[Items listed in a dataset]
'''
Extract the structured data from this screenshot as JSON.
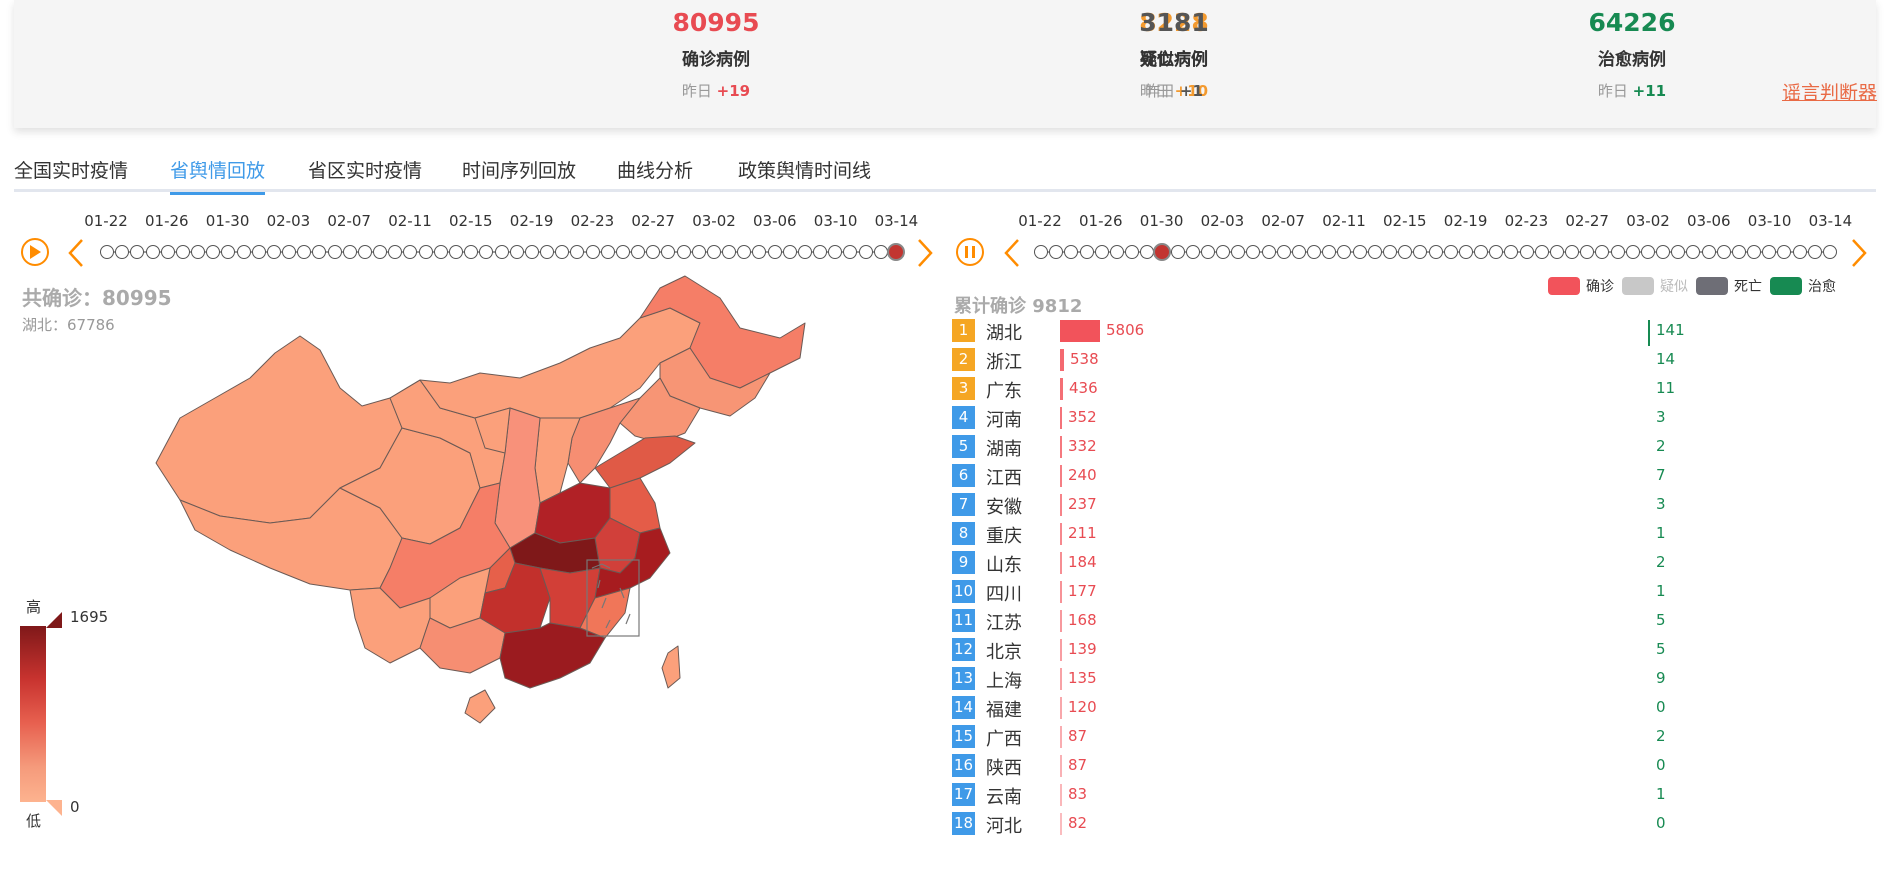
{
  "stats": [
    {
      "value": "80995",
      "label": "确诊病例",
      "yesterday_prefix": "昨日",
      "delta": "+19",
      "color": "#e84b52"
    },
    {
      "value": "8228",
      "label": "疑似病例",
      "yesterday_prefix": "昨日",
      "delta": "+10",
      "color": "#f39a2f"
    },
    {
      "value": "3181",
      "label": "死亡病例",
      "yesterday_prefix": "昨日",
      "delta": "+1",
      "color": "#555555"
    },
    {
      "value": "64226",
      "label": "治愈病例",
      "yesterday_prefix": "昨日",
      "delta": "+11",
      "color": "#178a52"
    }
  ],
  "rumor_link": "谣言判断器",
  "tabs": [
    "全国实时疫情",
    "省舆情回放",
    "省区实时疫情",
    "时间序列回放",
    "曲线分析",
    "政策舆情时间线"
  ],
  "active_tab": 1,
  "timeline_left": {
    "dates": [
      "01-22",
      "01-26",
      "01-30",
      "02-03",
      "02-07",
      "02-11",
      "02-15",
      "02-19",
      "02-23",
      "02-27",
      "03-02",
      "03-06",
      "03-10",
      "03-14"
    ],
    "play_state": "play",
    "current": "03-14"
  },
  "timeline_right": {
    "dates": [
      "01-22",
      "01-26",
      "01-30",
      "02-03",
      "02-07",
      "02-11",
      "02-15",
      "02-19",
      "02-23",
      "02-27",
      "03-02",
      "03-06",
      "03-10",
      "03-14"
    ],
    "play_state": "pause",
    "current": "01-30"
  },
  "map": {
    "title": "共确诊：80995",
    "subtitle": "湖北：67786",
    "legend_high": "高",
    "legend_low": "低",
    "legend_max": "1695",
    "legend_min": "0"
  },
  "ranking": {
    "title": "累计确诊 9812",
    "legend": [
      {
        "label": "确诊",
        "color": "#f2535b"
      },
      {
        "label": "疑似",
        "color": "#c8c8c8"
      },
      {
        "label": "死亡",
        "color": "#6e6e76"
      },
      {
        "label": "治愈",
        "color": "#178a52"
      }
    ],
    "max_confirmed": 5806,
    "rows": [
      {
        "rank": "1",
        "province": "湖北",
        "confirmed": 5806,
        "healed": "141"
      },
      {
        "rank": "2",
        "province": "浙江",
        "confirmed": 538,
        "healed": "14"
      },
      {
        "rank": "3",
        "province": "广东",
        "confirmed": 436,
        "healed": "11"
      },
      {
        "rank": "4",
        "province": "河南",
        "confirmed": 352,
        "healed": "3"
      },
      {
        "rank": "5",
        "province": "湖南",
        "confirmed": 332,
        "healed": "2"
      },
      {
        "rank": "6",
        "province": "江西",
        "confirmed": 240,
        "healed": "7"
      },
      {
        "rank": "7",
        "province": "安徽",
        "confirmed": 237,
        "healed": "3"
      },
      {
        "rank": "8",
        "province": "重庆",
        "confirmed": 211,
        "healed": "1"
      },
      {
        "rank": "9",
        "province": "山东",
        "confirmed": 184,
        "healed": "2"
      },
      {
        "rank": "10",
        "province": "四川",
        "confirmed": 177,
        "healed": "1"
      },
      {
        "rank": "11",
        "province": "江苏",
        "confirmed": 168,
        "healed": "5"
      },
      {
        "rank": "12",
        "province": "北京",
        "confirmed": 139,
        "healed": "5"
      },
      {
        "rank": "13",
        "province": "上海",
        "confirmed": 135,
        "healed": "9"
      },
      {
        "rank": "14",
        "province": "福建",
        "confirmed": 120,
        "healed": "0"
      },
      {
        "rank": "15",
        "province": "广西",
        "confirmed": 87,
        "healed": "2"
      },
      {
        "rank": "16",
        "province": "陕西",
        "confirmed": 87,
        "healed": "0"
      },
      {
        "rank": "17",
        "province": "云南",
        "confirmed": 83,
        "healed": "1"
      },
      {
        "rank": "18",
        "province": "河北",
        "confirmed": 82,
        "healed": "0"
      }
    ]
  },
  "colors": {
    "accent": "#3f9ae8",
    "play_orange": "#ff8c00",
    "rank_top": "#f5a623",
    "rank_other": "#3f9ae8"
  }
}
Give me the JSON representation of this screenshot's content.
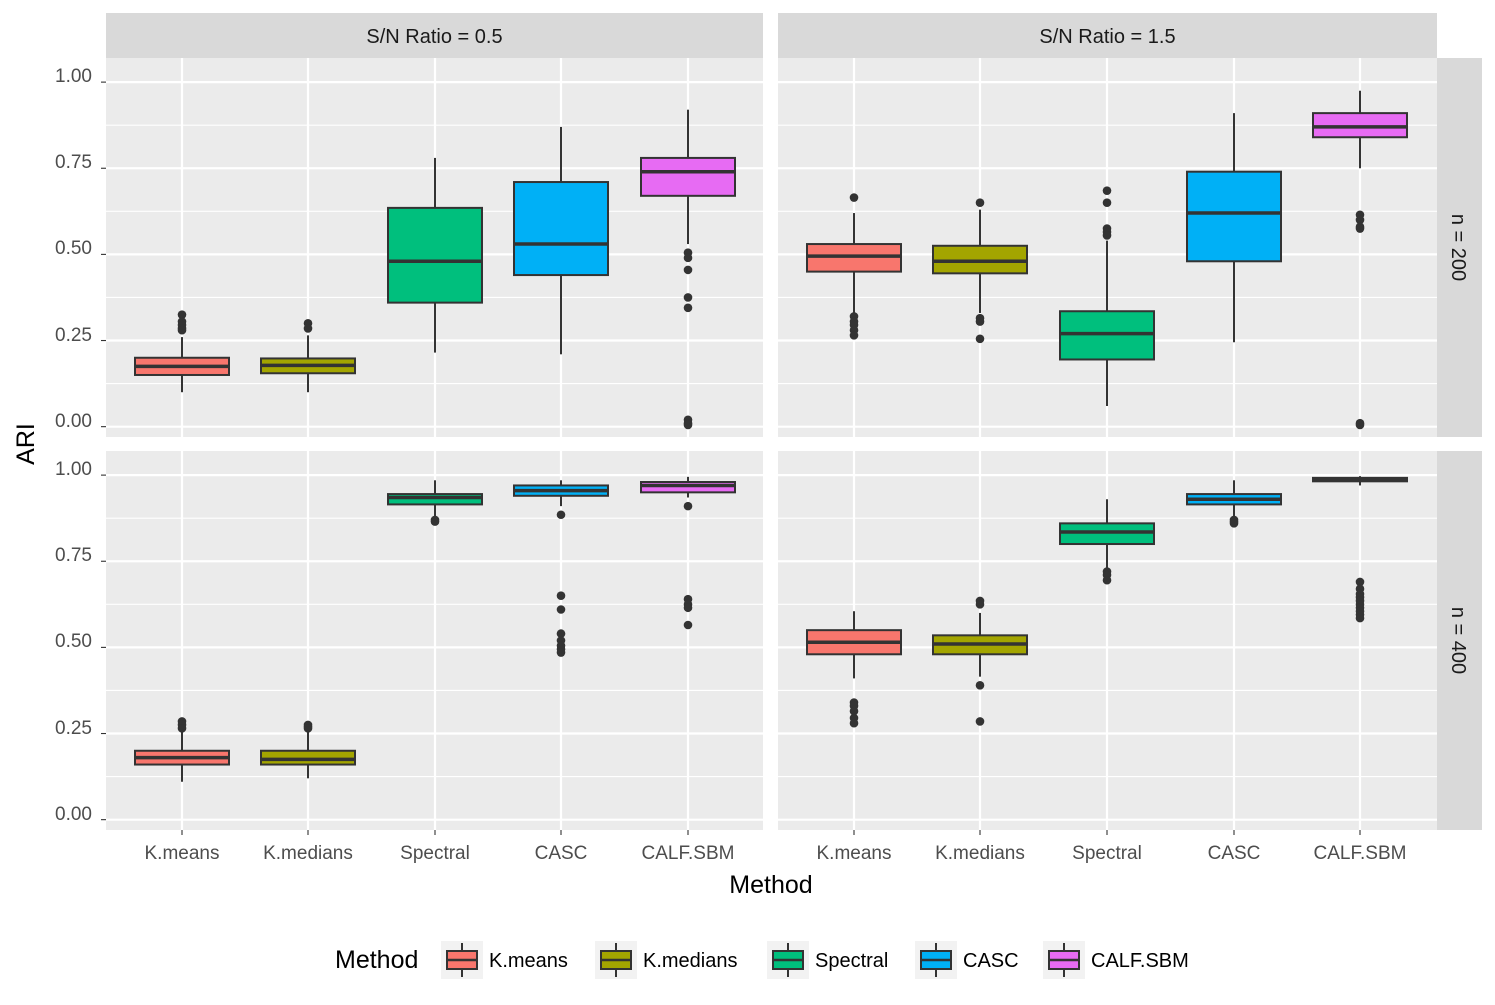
{
  "chart_data": {
    "type": "boxplot",
    "xlabel": "Method",
    "ylabel": "ARI",
    "ylim": [
      -0.03,
      1.07
    ],
    "yticks": [
      "0.00",
      "0.25",
      "0.50",
      "0.75",
      "1.00"
    ],
    "ytick_values": [
      0,
      0.25,
      0.5,
      0.75,
      1.0
    ],
    "categories": [
      "K.means",
      "K.medians",
      "Spectral",
      "CASC",
      "CALF.SBM"
    ],
    "colors": [
      "#F8766D",
      "#A3A500",
      "#00BF7D",
      "#00B0F6",
      "#E76BF3"
    ],
    "col_strips": [
      "S/N Ratio = 0.5",
      "S/N Ratio = 1.5"
    ],
    "row_strips": [
      "n = 200",
      "n = 400"
    ],
    "legend": {
      "title": "Method",
      "position": "bottom",
      "items": [
        "K.means",
        "K.medians",
        "Spectral",
        "CASC",
        "CALF.SBM"
      ]
    },
    "grid": true,
    "panels": [
      {
        "col": 0,
        "row": 0,
        "boxes": [
          {
            "method": "K.means",
            "lower_whisker": 0.1,
            "q1": 0.15,
            "median": 0.175,
            "q3": 0.2,
            "upper_whisker": 0.26,
            "outliers": [
              0.325,
              0.305,
              0.295,
              0.285,
              0.28
            ]
          },
          {
            "method": "K.medians",
            "lower_whisker": 0.1,
            "q1": 0.155,
            "median": 0.178,
            "q3": 0.198,
            "upper_whisker": 0.265,
            "outliers": [
              0.3,
              0.285
            ]
          },
          {
            "method": "Spectral",
            "lower_whisker": 0.215,
            "q1": 0.36,
            "median": 0.48,
            "q3": 0.635,
            "upper_whisker": 0.78,
            "outliers": []
          },
          {
            "method": "CASC",
            "lower_whisker": 0.21,
            "q1": 0.44,
            "median": 0.53,
            "q3": 0.71,
            "upper_whisker": 0.87,
            "outliers": []
          },
          {
            "method": "CALF.SBM",
            "lower_whisker": 0.53,
            "q1": 0.67,
            "median": 0.74,
            "q3": 0.78,
            "upper_whisker": 0.92,
            "outliers": [
              0.505,
              0.49,
              0.455,
              0.375,
              0.345,
              0.02,
              0.01,
              0.005
            ]
          }
        ]
      },
      {
        "col": 1,
        "row": 0,
        "boxes": [
          {
            "method": "K.means",
            "lower_whisker": 0.33,
            "q1": 0.45,
            "median": 0.495,
            "q3": 0.53,
            "upper_whisker": 0.62,
            "outliers": [
              0.665,
              0.32,
              0.305,
              0.295,
              0.28,
              0.265
            ]
          },
          {
            "method": "K.medians",
            "lower_whisker": 0.33,
            "q1": 0.445,
            "median": 0.48,
            "q3": 0.525,
            "upper_whisker": 0.63,
            "outliers": [
              0.65,
              0.315,
              0.305,
              0.255
            ]
          },
          {
            "method": "Spectral",
            "lower_whisker": 0.06,
            "q1": 0.195,
            "median": 0.27,
            "q3": 0.335,
            "upper_whisker": 0.54,
            "outliers": [
              0.685,
              0.65,
              0.575,
              0.565,
              0.555
            ]
          },
          {
            "method": "CASC",
            "lower_whisker": 0.245,
            "q1": 0.48,
            "median": 0.62,
            "q3": 0.74,
            "upper_whisker": 0.91,
            "outliers": []
          },
          {
            "method": "CALF.SBM",
            "lower_whisker": 0.75,
            "q1": 0.84,
            "median": 0.87,
            "q3": 0.91,
            "upper_whisker": 0.975,
            "outliers": [
              0.615,
              0.6,
              0.58,
              0.575,
              0.01,
              0.005
            ]
          }
        ]
      },
      {
        "col": 0,
        "row": 1,
        "boxes": [
          {
            "method": "K.means",
            "lower_whisker": 0.11,
            "q1": 0.16,
            "median": 0.18,
            "q3": 0.2,
            "upper_whisker": 0.26,
            "outliers": [
              0.285,
              0.275,
              0.265
            ]
          },
          {
            "method": "K.medians",
            "lower_whisker": 0.12,
            "q1": 0.16,
            "median": 0.175,
            "q3": 0.2,
            "upper_whisker": 0.255,
            "outliers": [
              0.275,
              0.27,
              0.265
            ]
          },
          {
            "method": "Spectral",
            "lower_whisker": 0.88,
            "q1": 0.915,
            "median": 0.935,
            "q3": 0.945,
            "upper_whisker": 0.985,
            "outliers": [
              0.87,
              0.865
            ]
          },
          {
            "method": "CASC",
            "lower_whisker": 0.91,
            "q1": 0.94,
            "median": 0.955,
            "q3": 0.97,
            "upper_whisker": 0.985,
            "outliers": [
              0.885,
              0.65,
              0.61,
              0.54,
              0.52,
              0.505,
              0.495,
              0.485
            ]
          },
          {
            "method": "CALF.SBM",
            "lower_whisker": 0.935,
            "q1": 0.95,
            "median": 0.97,
            "q3": 0.98,
            "upper_whisker": 0.995,
            "outliers": [
              0.91,
              0.64,
              0.625,
              0.615,
              0.565
            ]
          }
        ]
      },
      {
        "col": 1,
        "row": 1,
        "boxes": [
          {
            "method": "K.means",
            "lower_whisker": 0.41,
            "q1": 0.48,
            "median": 0.515,
            "q3": 0.55,
            "upper_whisker": 0.605,
            "outliers": [
              0.34,
              0.33,
              0.315,
              0.295,
              0.28
            ]
          },
          {
            "method": "K.medians",
            "lower_whisker": 0.415,
            "q1": 0.48,
            "median": 0.51,
            "q3": 0.535,
            "upper_whisker": 0.6,
            "outliers": [
              0.635,
              0.625,
              0.39,
              0.285
            ]
          },
          {
            "method": "Spectral",
            "lower_whisker": 0.73,
            "q1": 0.8,
            "median": 0.835,
            "q3": 0.86,
            "upper_whisker": 0.93,
            "outliers": [
              0.72,
              0.71,
              0.695
            ]
          },
          {
            "method": "CASC",
            "lower_whisker": 0.88,
            "q1": 0.915,
            "median": 0.93,
            "q3": 0.945,
            "upper_whisker": 0.985,
            "outliers": [
              0.87,
              0.865,
              0.86
            ]
          },
          {
            "method": "CALF.SBM",
            "lower_whisker": 0.97,
            "q1": 0.982,
            "median": 0.988,
            "q3": 0.992,
            "upper_whisker": 0.997,
            "outliers": [
              0.69,
              0.67,
              0.655,
              0.645,
              0.635,
              0.625,
              0.615,
              0.605,
              0.595,
              0.585
            ]
          }
        ]
      }
    ]
  }
}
'''
YOUR OBJECTIVE: In the data above, count the lines where the word "screenshot" appears; reply with the number only.

THE COMPLETED TASK: 2